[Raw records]
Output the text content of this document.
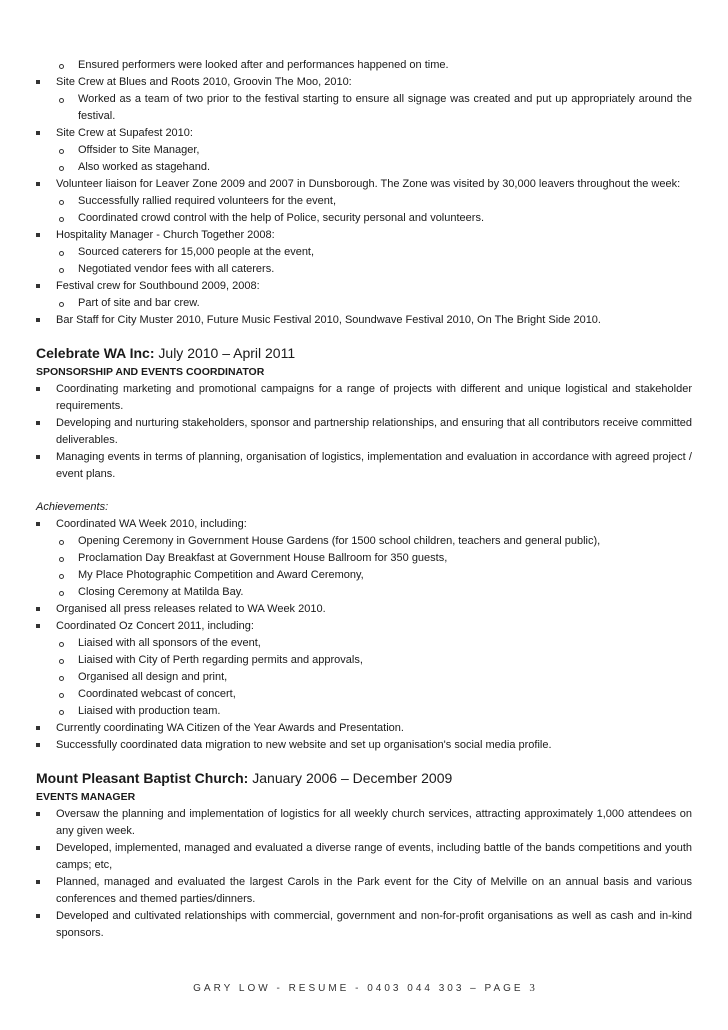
Ensured performers were looked after and performances happened on time.
Site Crew at Blues and Roots 2010, Groovin The Moo, 2010:
Worked as a team of two prior to the festival starting to ensure all signage was created and put up appropriately around the festival.
Site Crew at Supafest 2010:
Offsider to Site Manager,
Also worked as stagehand.
Volunteer liaison for Leaver Zone 2009 and 2007 in Dunsborough. The Zone was visited by 30,000 leavers throughout the week:
Successfully rallied required volunteers for the event,
Coordinated crowd control with the help of Police, security personal and volunteers.
Hospitality Manager - Church Together 2008:
Sourced caterers for 15,000 people at the event,
Negotiated vendor fees with all caterers.
Festival crew for Southbound 2009, 2008:
Part of site and bar crew.
Bar Staff for City Muster 2010, Future Music Festival 2010, Soundwave Festival 2010, On The Bright Side 2010.
Celebrate WA Inc: July 2010 – April 2011
SPONSORSHIP AND EVENTS COORDINATOR
Coordinating marketing and promotional campaigns for a range of projects with different and unique logistical and stakeholder requirements.
Developing and nurturing stakeholders, sponsor and partnership relationships, and ensuring that all contributors receive committed deliverables.
Managing events in terms of planning, organisation of logistics, implementation and evaluation in accordance with agreed project / event plans.
Achievements:
Coordinated WA Week 2010, including:
Opening Ceremony in Government House Gardens (for 1500 school children, teachers and general public),
Proclamation Day Breakfast at Government House Ballroom for 350 guests,
My Place Photographic Competition and Award Ceremony,
Closing Ceremony at Matilda Bay.
Organised all press releases related to WA Week 2010.
Coordinated Oz Concert 2011, including:
Liaised with all sponsors of the event,
Liaised with City of Perth regarding permits and approvals,
Organised all design and print,
Coordinated webcast of concert,
Liaised with production team.
Currently coordinating WA Citizen of the Year Awards and Presentation.
Successfully coordinated data migration to new website and set up organisation's social media profile.
Mount Pleasant Baptist Church: January 2006 – December 2009
EVENTS MANAGER
Oversaw the planning and implementation of logistics for all weekly church services, attracting approximately 1,000 attendees on any given week.
Developed, implemented, managed and evaluated a diverse range of events, including battle of the bands competitions and youth camps; etc,
Planned, managed and evaluated the largest Carols in the Park event for the City of Melville on an annual basis and various conferences and themed parties/dinners.
Developed and cultivated relationships with commercial, government and non-for-profit organisations as well as cash and in-kind sponsors.
GARY LOW - RESUME - 0403 044 303 – PAGE 3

WHAT THE TASK REQUIRES
Quote the preceding listing precisely and completely, omitting its images.

WORKED SOLUTION
Output the text content of this document.
Ensured performers were looked after and performances happened on time.
Site Crew at Blues and Roots 2010, Groovin The Moo, 2010:
Worked as a team of two prior to the festival starting to ensure all signage was created and put up appropriately around the festival.
Site Crew at Supafest 2010:
Offsider to Site Manager,
Also worked as stagehand.
Volunteer liaison for Leaver Zone 2009 and 2007 in Dunsborough. The Zone was visited by 30,000 leavers throughout the week:
Successfully rallied required volunteers for the event,
Coordinated crowd control with the help of Police, security personal and volunteers.
Hospitality Manager - Church Together 2008:
Sourced caterers for 15,000 people at the event,
Negotiated vendor fees with all caterers.
Festival crew for Southbound 2009, 2008:
Part of site and bar crew.
Bar Staff for City Muster 2010, Future Music Festival 2010, Soundwave Festival 2010, On The Bright Side 2010.
Celebrate WA Inc: July 2010 – April 2011
SPONSORSHIP AND EVENTS COORDINATOR
Coordinating marketing and promotional campaigns for a range of projects with different and unique logistical and stakeholder requirements.
Developing and nurturing stakeholders, sponsor and partnership relationships, and ensuring that all contributors receive committed deliverables.
Managing events in terms of planning, organisation of logistics, implementation and evaluation in accordance with agreed project / event plans.
Achievements:
Coordinated WA Week 2010, including:
Opening Ceremony in Government House Gardens (for 1500 school children, teachers and general public),
Proclamation Day Breakfast at Government House Ballroom for 350 guests,
My Place Photographic Competition and Award Ceremony,
Closing Ceremony at Matilda Bay.
Organised all press releases related to WA Week 2010.
Coordinated Oz Concert 2011, including:
Liaised with all sponsors of the event,
Liaised with City of Perth regarding permits and approvals,
Organised all design and print,
Coordinated webcast of concert,
Liaised with production team.
Currently coordinating WA Citizen of the Year Awards and Presentation.
Successfully coordinated data migration to new website and set up organisation's social media profile.
Mount Pleasant Baptist Church: January 2006 – December 2009
EVENTS MANAGER
Oversaw the planning and implementation of logistics for all weekly church services, attracting approximately 1,000 attendees on any given week.
Developed, implemented, managed and evaluated a diverse range of events, including battle of the bands competitions and youth camps; etc,
Planned, managed and evaluated the largest Carols in the Park event for the City of Melville on an annual basis and various conferences and themed parties/dinners.
Developed and cultivated relationships with commercial, government and non-for-profit organisations as well as cash and in-kind sponsors.
GARY LOW - RESUME - 0403 044 303 – PAGE 3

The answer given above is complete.